• Data for processing:
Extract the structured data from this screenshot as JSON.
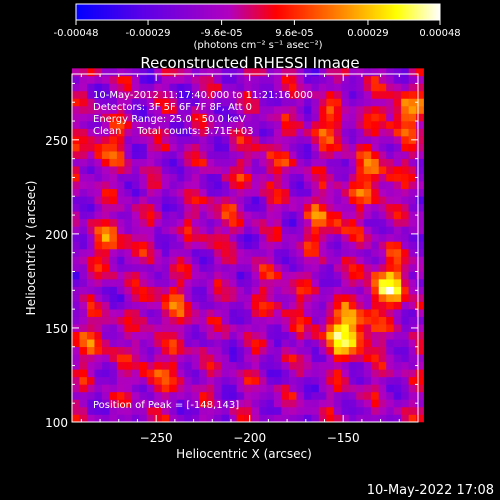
{
  "colorbar": {
    "tick_labels": [
      "-0.00048",
      "-0.00029",
      "-9.6e-05",
      "9.6e-05",
      "0.00029",
      "0.00048"
    ],
    "tick_values": [
      -0.00048,
      -0.00029,
      -9.6e-05,
      9.6e-05,
      0.00029,
      0.00048
    ],
    "range": [
      -0.00048,
      0.00048
    ],
    "units_label": "(photons cm⁻² s⁻¹ asec⁻²)",
    "colors": [
      "#0000ff",
      "#5a00e8",
      "#b000c0",
      "#ff0000",
      "#ff8000",
      "#ffff00",
      "#ffffff"
    ]
  },
  "chart_data": {
    "type": "heatmap",
    "title": "Reconstructed RHESSI Image",
    "xlabel": "Heliocentric X (arcsec)",
    "ylabel": "Heliocentric Y (arcsec)",
    "xlim": [
      -295,
      -110
    ],
    "ylim": [
      100,
      285
    ],
    "xticks": [
      -250,
      -200,
      -150
    ],
    "yticks": [
      100,
      150,
      200,
      250
    ],
    "xtick_labels": [
      "−250",
      "−200",
      "−150"
    ],
    "ytick_labels": [
      "100",
      "150",
      "200",
      "250"
    ],
    "annotations": [
      "10-May-2012 11:17:40.000 to 11:21:16.000",
      "Detectors: 3F 5F 6F 7F 8F, Att 0",
      "Energy Range: 25.0 - 50.0 keV",
      "Clean     Total counts: 3.71E+03"
    ],
    "peak_label": "Position of Peak = [-148,143]",
    "peak": [
      -148,
      143
    ],
    "bright_regions": [
      {
        "x": -150,
        "y": 145,
        "intensity": 0.00048
      },
      {
        "x": -128,
        "y": 170,
        "intensity": 0.0004
      },
      {
        "x": -120,
        "y": 262,
        "intensity": 0.0003
      },
      {
        "x": -135,
        "y": 228,
        "intensity": 0.00025
      },
      {
        "x": -160,
        "y": 205,
        "intensity": 0.00022
      },
      {
        "x": -280,
        "y": 245,
        "intensity": 0.0002
      },
      {
        "x": -275,
        "y": 195,
        "intensity": 0.00022
      },
      {
        "x": -245,
        "y": 160,
        "intensity": 0.0002
      },
      {
        "x": -285,
        "y": 140,
        "intensity": 0.00018
      },
      {
        "x": -250,
        "y": 125,
        "intensity": 0.00018
      },
      {
        "x": -195,
        "y": 235,
        "intensity": 0.00015
      },
      {
        "x": -220,
        "y": 205,
        "intensity": 0.00014
      },
      {
        "x": -185,
        "y": 165,
        "intensity": 0.00016
      },
      {
        "x": -160,
        "y": 255,
        "intensity": 0.00018
      }
    ]
  },
  "footer": {
    "date": "10-May-2022 17:08"
  }
}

• Do this: Copy each line in the data that holds the word "arcsec".

• Answer to the task:
    "xlabel": "Heliocentric X (arcsec)",
    "ylabel": "Heliocentric Y (arcsec)",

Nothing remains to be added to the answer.